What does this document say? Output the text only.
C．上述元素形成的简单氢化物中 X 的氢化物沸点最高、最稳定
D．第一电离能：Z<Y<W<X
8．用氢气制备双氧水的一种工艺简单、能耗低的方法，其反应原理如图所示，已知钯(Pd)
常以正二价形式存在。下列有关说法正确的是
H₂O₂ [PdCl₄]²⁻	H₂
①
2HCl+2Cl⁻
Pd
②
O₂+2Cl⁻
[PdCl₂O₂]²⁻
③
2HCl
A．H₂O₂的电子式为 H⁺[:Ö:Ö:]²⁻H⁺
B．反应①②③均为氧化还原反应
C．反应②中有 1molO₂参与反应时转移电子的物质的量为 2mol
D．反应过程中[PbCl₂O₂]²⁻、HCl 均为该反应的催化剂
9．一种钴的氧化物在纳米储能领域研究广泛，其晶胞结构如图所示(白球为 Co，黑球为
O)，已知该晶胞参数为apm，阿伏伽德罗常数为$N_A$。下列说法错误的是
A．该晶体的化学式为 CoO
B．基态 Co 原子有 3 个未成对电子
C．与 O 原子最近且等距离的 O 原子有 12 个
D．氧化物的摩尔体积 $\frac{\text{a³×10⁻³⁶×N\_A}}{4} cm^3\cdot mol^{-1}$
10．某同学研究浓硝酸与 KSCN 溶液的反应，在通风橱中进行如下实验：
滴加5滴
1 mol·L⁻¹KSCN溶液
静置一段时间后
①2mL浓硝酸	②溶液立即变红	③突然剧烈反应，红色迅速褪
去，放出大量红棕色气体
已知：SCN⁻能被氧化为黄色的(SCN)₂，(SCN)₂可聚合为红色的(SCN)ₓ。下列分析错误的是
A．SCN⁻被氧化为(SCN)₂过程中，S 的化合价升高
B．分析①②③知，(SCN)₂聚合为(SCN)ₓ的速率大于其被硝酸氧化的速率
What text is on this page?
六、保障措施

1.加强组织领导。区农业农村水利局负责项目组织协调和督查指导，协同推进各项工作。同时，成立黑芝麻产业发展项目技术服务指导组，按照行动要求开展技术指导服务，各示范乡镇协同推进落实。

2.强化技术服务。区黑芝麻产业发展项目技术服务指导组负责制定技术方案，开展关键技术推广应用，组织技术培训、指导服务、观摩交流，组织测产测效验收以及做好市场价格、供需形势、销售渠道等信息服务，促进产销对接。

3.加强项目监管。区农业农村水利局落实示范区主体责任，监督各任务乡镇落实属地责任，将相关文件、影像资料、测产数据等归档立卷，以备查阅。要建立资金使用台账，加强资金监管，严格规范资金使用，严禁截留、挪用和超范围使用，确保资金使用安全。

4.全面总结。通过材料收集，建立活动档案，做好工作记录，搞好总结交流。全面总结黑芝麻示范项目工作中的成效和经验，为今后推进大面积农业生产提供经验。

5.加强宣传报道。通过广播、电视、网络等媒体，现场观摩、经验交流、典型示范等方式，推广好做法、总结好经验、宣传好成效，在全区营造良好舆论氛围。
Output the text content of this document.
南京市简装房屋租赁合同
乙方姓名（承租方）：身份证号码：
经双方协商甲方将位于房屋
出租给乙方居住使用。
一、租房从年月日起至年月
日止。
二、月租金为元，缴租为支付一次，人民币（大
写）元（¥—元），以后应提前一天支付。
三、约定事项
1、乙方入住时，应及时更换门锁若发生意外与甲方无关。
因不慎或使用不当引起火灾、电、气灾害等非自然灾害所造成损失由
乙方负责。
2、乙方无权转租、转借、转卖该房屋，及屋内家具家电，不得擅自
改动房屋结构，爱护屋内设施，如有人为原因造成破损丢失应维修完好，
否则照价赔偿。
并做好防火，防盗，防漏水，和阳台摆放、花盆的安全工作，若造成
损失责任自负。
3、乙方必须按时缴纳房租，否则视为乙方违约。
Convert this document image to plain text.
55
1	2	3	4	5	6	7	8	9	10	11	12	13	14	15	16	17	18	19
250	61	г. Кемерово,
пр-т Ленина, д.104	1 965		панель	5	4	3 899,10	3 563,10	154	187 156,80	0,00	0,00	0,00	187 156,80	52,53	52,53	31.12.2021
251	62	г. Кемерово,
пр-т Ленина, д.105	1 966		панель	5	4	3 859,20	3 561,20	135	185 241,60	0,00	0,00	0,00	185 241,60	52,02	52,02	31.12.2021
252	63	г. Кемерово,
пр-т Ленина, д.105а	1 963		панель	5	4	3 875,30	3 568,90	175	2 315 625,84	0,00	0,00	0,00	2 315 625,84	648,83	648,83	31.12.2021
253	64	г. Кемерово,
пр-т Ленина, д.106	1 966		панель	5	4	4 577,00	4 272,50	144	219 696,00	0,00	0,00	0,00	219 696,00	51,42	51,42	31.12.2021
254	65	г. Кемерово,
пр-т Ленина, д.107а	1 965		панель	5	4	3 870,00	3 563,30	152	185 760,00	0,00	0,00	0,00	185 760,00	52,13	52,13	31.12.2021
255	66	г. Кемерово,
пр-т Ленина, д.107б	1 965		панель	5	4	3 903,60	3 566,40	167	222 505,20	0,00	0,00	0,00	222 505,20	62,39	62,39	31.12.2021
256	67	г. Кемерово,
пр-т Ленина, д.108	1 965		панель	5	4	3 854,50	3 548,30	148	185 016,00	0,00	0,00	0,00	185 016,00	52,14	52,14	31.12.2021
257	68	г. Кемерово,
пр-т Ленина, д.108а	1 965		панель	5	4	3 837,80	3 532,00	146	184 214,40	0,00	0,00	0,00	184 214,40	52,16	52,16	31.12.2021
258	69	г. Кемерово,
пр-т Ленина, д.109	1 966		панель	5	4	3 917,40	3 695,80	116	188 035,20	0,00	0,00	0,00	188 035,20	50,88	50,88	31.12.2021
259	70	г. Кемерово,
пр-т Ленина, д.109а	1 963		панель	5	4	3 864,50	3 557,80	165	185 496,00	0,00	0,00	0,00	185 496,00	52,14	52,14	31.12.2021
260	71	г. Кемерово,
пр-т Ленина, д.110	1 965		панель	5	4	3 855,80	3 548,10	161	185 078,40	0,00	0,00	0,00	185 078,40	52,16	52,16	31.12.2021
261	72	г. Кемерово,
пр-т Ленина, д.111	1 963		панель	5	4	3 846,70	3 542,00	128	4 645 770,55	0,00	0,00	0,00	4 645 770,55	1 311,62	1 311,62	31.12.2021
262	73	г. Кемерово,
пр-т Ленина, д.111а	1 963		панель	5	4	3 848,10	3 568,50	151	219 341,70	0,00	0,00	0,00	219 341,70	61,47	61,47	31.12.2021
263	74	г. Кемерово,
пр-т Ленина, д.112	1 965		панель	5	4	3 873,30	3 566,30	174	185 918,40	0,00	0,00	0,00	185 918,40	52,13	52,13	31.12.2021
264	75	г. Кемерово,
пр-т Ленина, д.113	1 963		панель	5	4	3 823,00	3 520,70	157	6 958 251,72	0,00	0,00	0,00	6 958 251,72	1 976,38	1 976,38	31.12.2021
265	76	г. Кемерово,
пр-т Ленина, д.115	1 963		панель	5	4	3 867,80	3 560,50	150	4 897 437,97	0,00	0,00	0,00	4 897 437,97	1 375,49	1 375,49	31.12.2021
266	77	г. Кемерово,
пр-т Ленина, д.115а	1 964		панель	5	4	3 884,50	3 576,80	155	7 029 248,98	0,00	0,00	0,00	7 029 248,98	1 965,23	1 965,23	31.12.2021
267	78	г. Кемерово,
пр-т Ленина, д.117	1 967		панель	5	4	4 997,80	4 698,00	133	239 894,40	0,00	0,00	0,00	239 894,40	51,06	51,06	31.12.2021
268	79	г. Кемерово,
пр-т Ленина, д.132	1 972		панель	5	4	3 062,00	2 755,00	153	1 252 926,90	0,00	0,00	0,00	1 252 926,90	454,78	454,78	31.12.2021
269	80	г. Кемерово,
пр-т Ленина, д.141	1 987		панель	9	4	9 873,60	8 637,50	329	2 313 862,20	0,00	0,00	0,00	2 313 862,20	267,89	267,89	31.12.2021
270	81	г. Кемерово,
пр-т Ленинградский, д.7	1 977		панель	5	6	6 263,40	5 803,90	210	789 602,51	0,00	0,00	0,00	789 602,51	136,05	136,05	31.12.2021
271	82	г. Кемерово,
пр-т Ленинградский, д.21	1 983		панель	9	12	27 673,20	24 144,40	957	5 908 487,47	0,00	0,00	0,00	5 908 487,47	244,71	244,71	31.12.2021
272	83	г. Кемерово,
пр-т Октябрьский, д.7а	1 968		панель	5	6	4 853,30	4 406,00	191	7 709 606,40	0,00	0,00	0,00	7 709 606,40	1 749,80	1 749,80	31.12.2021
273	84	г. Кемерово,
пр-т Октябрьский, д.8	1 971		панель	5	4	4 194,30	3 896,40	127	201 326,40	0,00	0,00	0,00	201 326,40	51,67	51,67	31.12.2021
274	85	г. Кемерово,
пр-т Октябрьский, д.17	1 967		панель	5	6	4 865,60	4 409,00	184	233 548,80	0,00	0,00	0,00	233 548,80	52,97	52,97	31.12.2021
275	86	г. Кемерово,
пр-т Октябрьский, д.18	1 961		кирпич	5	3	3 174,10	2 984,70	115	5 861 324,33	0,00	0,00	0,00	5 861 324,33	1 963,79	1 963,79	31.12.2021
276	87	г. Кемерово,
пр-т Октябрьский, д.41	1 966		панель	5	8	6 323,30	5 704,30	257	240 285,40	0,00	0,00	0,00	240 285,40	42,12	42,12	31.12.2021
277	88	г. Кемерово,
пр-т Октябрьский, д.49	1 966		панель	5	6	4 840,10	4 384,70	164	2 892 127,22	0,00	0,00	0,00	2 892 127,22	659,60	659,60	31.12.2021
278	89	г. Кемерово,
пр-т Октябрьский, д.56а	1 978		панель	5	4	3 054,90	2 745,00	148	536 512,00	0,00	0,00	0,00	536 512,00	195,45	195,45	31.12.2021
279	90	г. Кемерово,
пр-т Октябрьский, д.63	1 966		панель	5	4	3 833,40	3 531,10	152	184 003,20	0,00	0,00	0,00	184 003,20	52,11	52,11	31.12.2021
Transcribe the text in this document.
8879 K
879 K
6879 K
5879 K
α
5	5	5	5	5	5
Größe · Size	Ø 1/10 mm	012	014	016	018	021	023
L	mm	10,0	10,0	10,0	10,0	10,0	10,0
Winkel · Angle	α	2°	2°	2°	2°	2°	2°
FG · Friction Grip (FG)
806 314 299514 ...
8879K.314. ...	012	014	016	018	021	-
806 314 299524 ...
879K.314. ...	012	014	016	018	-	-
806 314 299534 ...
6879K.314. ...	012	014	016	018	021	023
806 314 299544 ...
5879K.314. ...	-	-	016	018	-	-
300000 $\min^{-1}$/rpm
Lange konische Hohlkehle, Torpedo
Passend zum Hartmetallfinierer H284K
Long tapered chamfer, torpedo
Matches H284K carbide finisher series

- - -

■ Challenge
Pull every line containing "What" from the data.

■ Answer to this problem
What does this document say? Output the text only.
What text is on this page?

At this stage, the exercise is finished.